Lijsten van elementen en gebieden:
□ □ □ □ □ □ □

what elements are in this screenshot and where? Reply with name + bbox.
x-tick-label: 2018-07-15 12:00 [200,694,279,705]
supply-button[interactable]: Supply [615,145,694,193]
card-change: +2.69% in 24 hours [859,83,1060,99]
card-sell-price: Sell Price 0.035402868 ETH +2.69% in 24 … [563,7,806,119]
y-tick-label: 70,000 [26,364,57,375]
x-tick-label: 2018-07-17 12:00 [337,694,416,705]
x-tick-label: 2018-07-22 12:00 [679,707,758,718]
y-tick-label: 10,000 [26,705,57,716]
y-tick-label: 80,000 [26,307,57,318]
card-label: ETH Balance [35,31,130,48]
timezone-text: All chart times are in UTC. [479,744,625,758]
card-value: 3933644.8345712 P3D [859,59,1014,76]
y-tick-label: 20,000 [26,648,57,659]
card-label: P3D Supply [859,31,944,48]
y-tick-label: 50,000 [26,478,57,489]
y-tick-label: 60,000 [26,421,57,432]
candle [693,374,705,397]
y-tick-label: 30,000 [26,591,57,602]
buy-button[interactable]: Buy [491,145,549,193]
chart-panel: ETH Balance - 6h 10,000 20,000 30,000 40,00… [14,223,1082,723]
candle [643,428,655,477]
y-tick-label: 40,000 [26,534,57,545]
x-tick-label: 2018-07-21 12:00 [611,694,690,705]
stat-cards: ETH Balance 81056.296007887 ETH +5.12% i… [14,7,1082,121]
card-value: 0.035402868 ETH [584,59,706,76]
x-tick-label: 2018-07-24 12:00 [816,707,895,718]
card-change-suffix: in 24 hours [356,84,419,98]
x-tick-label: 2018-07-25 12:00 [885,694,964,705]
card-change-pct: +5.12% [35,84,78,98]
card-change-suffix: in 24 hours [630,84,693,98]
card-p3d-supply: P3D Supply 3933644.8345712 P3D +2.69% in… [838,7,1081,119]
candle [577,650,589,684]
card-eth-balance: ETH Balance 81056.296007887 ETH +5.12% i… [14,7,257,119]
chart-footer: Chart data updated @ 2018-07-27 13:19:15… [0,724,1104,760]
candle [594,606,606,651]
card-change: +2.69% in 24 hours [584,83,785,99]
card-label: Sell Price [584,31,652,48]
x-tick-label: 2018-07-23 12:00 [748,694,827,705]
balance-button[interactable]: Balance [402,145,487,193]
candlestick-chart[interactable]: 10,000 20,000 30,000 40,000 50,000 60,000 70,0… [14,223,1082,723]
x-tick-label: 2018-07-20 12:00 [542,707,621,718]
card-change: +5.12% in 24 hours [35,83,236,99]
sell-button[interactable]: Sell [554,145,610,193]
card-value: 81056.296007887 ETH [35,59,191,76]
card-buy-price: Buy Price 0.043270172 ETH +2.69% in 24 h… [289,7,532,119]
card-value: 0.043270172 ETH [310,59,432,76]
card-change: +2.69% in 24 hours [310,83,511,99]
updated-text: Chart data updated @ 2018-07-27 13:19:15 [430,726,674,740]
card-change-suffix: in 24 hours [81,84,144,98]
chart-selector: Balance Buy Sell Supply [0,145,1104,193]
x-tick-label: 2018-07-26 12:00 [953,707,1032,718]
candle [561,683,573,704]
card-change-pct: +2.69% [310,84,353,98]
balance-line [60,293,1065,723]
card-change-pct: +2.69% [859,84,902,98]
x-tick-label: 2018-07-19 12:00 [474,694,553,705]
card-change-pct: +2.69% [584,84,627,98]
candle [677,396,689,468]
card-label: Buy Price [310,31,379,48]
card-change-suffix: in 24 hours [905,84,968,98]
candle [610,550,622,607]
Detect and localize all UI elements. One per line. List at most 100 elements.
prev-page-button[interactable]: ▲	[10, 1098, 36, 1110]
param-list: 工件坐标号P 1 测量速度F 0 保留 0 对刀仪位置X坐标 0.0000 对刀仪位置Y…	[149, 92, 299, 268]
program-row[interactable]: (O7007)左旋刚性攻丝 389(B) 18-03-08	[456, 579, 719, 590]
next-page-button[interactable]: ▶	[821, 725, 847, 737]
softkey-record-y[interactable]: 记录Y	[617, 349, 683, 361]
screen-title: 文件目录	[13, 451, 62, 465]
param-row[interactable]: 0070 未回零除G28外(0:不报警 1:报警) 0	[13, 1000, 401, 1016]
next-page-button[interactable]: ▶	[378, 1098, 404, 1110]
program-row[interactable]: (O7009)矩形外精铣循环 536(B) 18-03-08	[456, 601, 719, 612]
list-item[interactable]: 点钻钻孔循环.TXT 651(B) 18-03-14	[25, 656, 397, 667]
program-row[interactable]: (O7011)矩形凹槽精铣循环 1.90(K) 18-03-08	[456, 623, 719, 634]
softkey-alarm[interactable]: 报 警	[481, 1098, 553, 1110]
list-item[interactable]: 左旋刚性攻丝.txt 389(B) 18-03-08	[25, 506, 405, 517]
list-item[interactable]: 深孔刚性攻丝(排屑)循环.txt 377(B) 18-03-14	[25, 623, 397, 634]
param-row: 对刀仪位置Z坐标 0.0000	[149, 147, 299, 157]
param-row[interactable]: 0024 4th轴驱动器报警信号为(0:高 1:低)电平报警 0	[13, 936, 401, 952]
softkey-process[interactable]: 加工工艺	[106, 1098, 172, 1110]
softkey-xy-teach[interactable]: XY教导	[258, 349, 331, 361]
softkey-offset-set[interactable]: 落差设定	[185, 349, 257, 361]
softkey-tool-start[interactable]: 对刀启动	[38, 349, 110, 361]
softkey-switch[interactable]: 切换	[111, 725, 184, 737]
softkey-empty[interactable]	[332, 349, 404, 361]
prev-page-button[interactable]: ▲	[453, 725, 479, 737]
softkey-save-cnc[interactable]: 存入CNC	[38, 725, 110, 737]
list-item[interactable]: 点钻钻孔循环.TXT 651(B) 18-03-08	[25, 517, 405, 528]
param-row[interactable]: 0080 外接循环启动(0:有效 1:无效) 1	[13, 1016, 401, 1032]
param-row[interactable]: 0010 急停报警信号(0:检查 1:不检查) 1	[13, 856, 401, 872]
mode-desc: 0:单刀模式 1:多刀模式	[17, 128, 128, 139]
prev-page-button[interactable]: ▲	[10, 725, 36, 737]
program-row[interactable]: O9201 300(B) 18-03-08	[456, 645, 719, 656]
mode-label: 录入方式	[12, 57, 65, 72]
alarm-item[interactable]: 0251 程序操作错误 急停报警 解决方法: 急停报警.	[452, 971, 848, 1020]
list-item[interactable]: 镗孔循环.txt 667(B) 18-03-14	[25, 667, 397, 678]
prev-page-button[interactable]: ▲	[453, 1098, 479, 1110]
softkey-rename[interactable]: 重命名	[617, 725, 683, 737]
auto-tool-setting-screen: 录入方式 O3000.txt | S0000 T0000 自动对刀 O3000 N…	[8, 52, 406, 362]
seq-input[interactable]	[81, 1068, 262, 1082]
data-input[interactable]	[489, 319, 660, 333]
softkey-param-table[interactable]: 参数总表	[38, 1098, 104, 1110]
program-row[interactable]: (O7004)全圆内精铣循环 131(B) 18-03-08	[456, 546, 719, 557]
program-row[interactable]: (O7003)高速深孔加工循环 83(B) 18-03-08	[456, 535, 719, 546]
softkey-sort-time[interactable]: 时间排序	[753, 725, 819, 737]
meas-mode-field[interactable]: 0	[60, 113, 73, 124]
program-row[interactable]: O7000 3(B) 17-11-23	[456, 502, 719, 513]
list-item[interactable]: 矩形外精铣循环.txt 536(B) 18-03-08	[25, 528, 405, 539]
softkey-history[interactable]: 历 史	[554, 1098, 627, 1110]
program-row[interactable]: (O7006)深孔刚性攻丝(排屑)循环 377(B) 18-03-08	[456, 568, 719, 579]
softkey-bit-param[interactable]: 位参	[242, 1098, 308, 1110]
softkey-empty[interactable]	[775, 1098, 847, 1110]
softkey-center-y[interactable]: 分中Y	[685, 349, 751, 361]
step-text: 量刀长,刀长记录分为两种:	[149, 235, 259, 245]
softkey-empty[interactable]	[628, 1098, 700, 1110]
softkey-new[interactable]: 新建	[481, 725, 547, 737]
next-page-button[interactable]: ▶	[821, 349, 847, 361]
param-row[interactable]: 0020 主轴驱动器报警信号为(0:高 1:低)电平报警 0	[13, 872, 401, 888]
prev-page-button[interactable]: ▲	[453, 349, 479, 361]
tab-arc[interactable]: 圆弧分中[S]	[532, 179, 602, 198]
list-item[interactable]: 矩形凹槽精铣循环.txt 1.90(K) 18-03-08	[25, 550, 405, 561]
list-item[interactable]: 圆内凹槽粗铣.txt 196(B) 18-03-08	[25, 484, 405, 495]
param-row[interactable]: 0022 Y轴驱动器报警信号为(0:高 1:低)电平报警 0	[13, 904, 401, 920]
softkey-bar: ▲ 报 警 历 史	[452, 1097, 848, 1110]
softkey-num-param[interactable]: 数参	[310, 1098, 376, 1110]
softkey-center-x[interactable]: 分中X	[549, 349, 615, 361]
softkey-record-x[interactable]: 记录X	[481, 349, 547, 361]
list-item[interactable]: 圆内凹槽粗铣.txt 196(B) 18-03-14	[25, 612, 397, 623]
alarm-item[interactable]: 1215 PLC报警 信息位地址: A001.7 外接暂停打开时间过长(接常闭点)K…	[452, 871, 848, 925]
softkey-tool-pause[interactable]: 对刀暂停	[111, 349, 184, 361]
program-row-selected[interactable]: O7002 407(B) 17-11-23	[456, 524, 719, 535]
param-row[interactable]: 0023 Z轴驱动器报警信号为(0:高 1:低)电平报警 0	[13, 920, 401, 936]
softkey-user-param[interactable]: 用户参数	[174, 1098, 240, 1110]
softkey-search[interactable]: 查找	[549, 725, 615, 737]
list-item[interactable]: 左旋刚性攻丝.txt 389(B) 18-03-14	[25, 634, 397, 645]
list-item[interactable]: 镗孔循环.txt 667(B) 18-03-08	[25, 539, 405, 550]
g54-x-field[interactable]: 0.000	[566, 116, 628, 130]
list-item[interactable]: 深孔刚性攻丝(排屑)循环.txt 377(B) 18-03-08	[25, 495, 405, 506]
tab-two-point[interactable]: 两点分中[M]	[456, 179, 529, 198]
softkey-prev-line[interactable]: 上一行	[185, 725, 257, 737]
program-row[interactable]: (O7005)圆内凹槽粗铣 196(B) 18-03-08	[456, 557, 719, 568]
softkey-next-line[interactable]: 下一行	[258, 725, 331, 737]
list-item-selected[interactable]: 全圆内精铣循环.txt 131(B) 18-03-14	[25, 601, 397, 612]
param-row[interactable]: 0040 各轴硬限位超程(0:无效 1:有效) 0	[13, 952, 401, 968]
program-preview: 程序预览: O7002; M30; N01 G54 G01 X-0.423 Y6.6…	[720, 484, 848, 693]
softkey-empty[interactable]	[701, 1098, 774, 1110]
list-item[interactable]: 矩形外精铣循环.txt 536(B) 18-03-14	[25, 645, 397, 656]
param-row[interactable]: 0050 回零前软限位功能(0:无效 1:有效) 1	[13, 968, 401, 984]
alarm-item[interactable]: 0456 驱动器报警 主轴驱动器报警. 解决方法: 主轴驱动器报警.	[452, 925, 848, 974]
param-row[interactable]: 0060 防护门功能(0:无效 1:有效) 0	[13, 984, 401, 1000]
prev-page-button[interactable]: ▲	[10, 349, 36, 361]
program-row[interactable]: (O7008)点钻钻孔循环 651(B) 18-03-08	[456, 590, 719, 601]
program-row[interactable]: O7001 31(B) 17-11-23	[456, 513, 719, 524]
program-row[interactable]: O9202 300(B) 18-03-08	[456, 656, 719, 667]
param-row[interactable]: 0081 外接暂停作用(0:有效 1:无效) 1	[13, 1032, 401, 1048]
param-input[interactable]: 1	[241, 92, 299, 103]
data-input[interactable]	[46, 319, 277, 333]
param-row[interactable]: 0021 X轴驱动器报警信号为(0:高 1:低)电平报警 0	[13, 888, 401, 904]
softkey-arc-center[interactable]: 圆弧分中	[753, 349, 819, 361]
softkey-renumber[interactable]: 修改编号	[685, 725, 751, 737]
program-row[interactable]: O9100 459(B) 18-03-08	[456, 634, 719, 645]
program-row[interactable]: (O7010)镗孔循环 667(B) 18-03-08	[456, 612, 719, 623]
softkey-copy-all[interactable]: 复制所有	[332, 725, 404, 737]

□ □ □ □ □ □ □

Gevraagde taak: Schrijf de regels hierboven over, vanaf de eerste tot en met de regel met "y-tick-label: 30,000 [26,591,57,602]", zonder iets te veranderen.

Uitwerking oefening:
what elements are in this screenshot and where? Reply with name + bbox.
x-tick-label: 2018-07-15 12:00 [200,694,279,705]
supply-button[interactable]: Supply [615,145,694,193]
card-change: +2.69% in 24 hours [859,83,1060,99]
card-sell-price: Sell Price 0.035402868 ETH +2.69% in 24 … [563,7,806,119]
y-tick-label: 70,000 [26,364,57,375]
x-tick-label: 2018-07-17 12:00 [337,694,416,705]
x-tick-label: 2018-07-22 12:00 [679,707,758,718]
y-tick-label: 10,000 [26,705,57,716]
y-tick-label: 80,000 [26,307,57,318]
card-label: ETH Balance [35,31,130,48]
timezone-text: All chart times are in UTC. [479,744,625,758]
card-value: 3933644.8345712 P3D [859,59,1014,76]
y-tick-label: 20,000 [26,648,57,659]
card-label: P3D Supply [859,31,944,48]
y-tick-label: 50,000 [26,478,57,489]
y-tick-label: 60,000 [26,421,57,432]
candle [693,374,705,397]
y-tick-label: 30,000 [26,591,57,602]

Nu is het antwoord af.